-- start of Record excerpts --

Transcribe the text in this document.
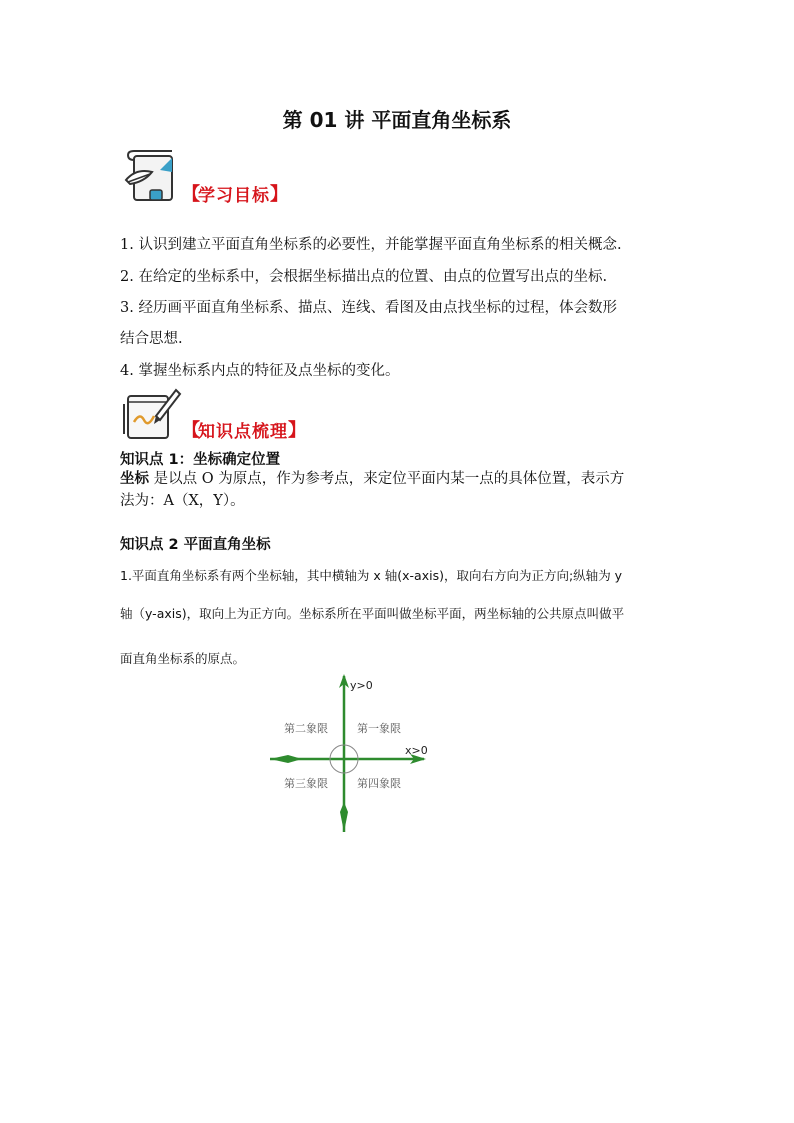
第 01 讲 平面直角坐标系
【
学习目标 】
1. 认识到建立平面直角坐标系的必要性，并能掌握平面直角坐标系的相关概念.
2. 在给定的坐标系中，会根据坐标描出点的位置、由点的位置写出点的坐标.
3. 经历画平面直角坐标系、描点、连线、看图及由点找坐标的过程，体会数形
结合思想.
4. 掌握坐标系内点的特征及点坐标的变化。
【
知识点梳理 】
知识点 1：坐标确定位置
坐标 是以点 O 为原点，作为参考点，来定位平面内某一点的具体位置，表示方
法为：A（X，Y）。
知识点 2 平面直角坐标
1.平面直角坐标系有两个坐标轴，其中横轴为 x 轴(x-axis)，取向右方向为正方向;纵轴为 y
轴（y-axis)，取向上为正方向。坐标系所在平面叫做坐标平面，两坐标轴的公共原点叫做平
面直角坐标系的原点。
y>0
x>0
第一象限
第二象限
第三象限	第四象限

-- end of Record excerpts --

Written task :: Copy everything in the records above except the pictures, exactly as written.

Result of the task ::
Transcribe the text in this document.
第 01 讲 平面直角坐标系
【
学习目标 】
1. 认识到建立平面直角坐标系的必要性，并能掌握平面直角坐标系的相关概念.
2. 在给定的坐标系中，会根据坐标描出点的位置、由点的位置写出点的坐标.
3. 经历画平面直角坐标系、描点、连线、看图及由点找坐标的过程，体会数形
结合思想.
4. 掌握坐标系内点的特征及点坐标的变化。
【
知识点梳理 】
知识点 1：坐标确定位置
坐标 是以点 O 为原点，作为参考点，来定位平面内某一点的具体位置，表示方
法为：A（X，Y）。
知识点 2 平面直角坐标
1.平面直角坐标系有两个坐标轴，其中横轴为 x 轴(x-axis)，取向右方向为正方向;纵轴为 y
轴（y-axis)，取向上为正方向。坐标系所在平面叫做坐标平面，两坐标轴的公共原点叫做平
面直角坐标系的原点。
y>0
x>0
第一象限
第二象限
第三象限	第四象限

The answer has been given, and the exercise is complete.